━━━ Records shown
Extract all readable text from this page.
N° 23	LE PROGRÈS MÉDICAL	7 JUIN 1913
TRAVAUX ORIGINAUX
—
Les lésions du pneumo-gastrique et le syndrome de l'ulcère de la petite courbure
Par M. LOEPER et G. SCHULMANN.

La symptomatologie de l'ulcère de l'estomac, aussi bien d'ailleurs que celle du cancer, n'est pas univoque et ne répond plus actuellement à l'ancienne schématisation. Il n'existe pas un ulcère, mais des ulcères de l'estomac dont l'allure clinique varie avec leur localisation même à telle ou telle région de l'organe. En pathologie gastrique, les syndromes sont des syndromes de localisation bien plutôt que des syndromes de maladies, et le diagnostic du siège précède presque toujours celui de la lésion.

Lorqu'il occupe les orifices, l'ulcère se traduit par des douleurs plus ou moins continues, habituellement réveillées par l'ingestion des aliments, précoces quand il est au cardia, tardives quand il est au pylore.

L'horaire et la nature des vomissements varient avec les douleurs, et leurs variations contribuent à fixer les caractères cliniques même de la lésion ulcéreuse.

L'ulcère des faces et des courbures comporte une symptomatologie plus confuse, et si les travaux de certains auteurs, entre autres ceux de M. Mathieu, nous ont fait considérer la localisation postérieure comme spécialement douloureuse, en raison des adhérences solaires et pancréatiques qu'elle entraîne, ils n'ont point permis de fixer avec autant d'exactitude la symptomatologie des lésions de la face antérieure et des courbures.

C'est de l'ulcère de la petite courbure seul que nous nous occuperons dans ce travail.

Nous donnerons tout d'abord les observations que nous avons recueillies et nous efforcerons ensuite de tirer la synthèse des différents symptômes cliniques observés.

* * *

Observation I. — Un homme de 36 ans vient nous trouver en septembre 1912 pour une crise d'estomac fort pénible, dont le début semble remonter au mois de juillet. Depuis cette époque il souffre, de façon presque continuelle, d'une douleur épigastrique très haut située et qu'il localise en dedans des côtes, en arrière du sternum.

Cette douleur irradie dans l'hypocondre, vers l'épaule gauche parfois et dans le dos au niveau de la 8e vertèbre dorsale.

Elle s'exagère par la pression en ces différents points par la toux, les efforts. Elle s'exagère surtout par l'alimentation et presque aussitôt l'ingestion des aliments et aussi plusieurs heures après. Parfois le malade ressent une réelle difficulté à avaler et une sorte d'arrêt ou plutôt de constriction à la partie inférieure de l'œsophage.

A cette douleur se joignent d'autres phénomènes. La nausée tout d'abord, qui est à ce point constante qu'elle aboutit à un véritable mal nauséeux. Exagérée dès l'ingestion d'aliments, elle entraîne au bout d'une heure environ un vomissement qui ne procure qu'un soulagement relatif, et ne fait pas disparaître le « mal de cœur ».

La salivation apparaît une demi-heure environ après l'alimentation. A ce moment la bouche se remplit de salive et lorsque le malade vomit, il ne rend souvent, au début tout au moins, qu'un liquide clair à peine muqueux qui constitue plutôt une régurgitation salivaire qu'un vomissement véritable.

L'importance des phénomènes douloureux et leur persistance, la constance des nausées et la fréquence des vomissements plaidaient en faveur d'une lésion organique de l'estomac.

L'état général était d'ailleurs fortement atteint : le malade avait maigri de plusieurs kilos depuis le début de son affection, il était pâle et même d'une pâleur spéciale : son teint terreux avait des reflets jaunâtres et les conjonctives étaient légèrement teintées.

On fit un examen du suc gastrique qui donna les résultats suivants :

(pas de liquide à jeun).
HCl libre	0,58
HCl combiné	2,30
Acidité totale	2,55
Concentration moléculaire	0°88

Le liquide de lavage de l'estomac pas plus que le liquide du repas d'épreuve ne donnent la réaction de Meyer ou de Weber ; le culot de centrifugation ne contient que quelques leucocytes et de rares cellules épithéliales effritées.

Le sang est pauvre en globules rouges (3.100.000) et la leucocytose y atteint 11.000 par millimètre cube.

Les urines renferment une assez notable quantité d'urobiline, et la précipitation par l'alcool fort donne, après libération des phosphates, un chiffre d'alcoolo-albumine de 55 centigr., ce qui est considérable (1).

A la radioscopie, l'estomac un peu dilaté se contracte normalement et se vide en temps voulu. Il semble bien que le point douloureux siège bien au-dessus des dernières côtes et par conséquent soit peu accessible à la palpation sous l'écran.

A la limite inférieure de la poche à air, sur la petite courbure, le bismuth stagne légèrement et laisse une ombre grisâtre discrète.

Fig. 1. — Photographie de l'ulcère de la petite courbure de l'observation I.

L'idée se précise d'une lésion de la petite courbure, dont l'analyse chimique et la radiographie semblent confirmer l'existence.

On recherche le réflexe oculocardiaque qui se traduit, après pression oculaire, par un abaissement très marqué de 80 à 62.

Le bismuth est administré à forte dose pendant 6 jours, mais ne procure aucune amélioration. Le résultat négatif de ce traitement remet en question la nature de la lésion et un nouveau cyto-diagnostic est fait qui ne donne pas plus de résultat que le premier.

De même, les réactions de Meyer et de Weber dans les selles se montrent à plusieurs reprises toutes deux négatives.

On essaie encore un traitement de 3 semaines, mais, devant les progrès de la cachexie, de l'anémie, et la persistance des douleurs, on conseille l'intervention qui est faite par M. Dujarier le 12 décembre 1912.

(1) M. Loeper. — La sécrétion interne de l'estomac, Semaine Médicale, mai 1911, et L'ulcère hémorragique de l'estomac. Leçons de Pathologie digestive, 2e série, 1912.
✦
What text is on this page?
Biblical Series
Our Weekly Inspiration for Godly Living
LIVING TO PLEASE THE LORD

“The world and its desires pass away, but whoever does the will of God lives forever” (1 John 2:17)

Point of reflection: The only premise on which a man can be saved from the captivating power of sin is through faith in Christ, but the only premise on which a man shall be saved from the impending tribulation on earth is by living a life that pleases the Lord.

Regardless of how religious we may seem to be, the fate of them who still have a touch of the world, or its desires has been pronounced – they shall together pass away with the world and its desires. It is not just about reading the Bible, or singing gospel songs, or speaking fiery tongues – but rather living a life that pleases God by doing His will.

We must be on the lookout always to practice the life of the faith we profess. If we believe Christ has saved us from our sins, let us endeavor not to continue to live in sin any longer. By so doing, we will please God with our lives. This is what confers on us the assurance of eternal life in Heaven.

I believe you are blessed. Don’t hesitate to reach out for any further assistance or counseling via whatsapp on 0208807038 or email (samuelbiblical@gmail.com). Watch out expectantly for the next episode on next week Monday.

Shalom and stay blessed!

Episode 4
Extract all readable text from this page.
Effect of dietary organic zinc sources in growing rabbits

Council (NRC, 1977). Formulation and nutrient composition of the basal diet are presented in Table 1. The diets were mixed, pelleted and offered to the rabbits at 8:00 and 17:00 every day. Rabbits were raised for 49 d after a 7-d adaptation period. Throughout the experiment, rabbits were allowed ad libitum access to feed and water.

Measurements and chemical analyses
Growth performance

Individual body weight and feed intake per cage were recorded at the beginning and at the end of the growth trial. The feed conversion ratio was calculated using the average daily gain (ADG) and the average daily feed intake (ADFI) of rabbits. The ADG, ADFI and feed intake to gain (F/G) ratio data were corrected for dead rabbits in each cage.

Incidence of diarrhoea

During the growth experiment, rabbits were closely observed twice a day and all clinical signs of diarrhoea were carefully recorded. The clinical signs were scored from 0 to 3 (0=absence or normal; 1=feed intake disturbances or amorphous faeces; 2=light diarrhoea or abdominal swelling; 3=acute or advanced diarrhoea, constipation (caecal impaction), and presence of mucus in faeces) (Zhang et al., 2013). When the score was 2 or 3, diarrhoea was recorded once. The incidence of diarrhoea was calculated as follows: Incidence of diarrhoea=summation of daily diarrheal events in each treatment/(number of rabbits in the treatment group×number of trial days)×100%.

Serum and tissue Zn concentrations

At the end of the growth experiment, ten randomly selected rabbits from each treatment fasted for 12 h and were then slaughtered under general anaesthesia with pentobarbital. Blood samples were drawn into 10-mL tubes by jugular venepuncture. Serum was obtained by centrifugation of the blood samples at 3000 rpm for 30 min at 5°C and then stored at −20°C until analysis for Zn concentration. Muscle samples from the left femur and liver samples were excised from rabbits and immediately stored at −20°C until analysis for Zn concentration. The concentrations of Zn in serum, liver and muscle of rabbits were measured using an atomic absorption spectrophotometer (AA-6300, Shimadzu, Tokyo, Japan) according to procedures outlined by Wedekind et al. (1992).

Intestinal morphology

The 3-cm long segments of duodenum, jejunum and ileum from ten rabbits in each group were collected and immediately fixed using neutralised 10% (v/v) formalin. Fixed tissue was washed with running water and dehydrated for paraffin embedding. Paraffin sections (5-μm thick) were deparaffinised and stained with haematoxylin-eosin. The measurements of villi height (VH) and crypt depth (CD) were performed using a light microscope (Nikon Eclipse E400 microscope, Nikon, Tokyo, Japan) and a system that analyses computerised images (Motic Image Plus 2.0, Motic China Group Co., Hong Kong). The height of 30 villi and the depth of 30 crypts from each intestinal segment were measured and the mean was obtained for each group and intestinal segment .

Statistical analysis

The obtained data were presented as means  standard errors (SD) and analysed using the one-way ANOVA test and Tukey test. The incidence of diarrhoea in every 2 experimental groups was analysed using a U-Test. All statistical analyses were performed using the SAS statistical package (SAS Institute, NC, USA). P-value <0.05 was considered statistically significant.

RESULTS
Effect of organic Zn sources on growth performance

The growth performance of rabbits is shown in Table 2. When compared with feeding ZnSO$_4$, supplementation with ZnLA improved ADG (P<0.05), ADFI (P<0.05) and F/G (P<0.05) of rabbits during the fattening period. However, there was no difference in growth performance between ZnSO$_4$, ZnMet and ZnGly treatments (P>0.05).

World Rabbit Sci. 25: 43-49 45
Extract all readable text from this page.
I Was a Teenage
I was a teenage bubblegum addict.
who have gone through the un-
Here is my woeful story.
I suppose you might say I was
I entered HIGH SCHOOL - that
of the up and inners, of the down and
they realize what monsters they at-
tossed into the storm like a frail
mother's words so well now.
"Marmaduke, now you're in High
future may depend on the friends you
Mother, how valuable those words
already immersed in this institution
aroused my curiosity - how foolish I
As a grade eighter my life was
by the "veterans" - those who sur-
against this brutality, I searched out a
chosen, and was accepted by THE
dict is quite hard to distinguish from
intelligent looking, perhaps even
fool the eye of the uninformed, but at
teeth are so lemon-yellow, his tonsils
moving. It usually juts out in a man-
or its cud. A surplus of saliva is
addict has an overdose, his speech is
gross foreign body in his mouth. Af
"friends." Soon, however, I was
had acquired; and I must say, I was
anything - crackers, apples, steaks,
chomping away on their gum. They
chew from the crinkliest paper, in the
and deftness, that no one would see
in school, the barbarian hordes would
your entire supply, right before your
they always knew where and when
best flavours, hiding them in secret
━━━━━━
▸ Given problem:
Look for lines containing the string "abord" and copy them all.

▸ Output of the exercise:
Nous donnerons tout d'abord les observations que nous avons recueillies et nous efforcerons ensuite de tirer la synthèse des différents symptômes cliniques observés.
A cette douleur se joignent d'autres phénomènes. La nausée tout d'abord, qui est à ce point constante qu'elle aboutit à un véritable mal nauséeux. Exagérée dès l'ingestion d'aliments, elle entraîne au bout d'une heure environ un vomissement qui ne procure qu'un soulagement relatif, et ne fait pas disparaître le « mal de cœur ».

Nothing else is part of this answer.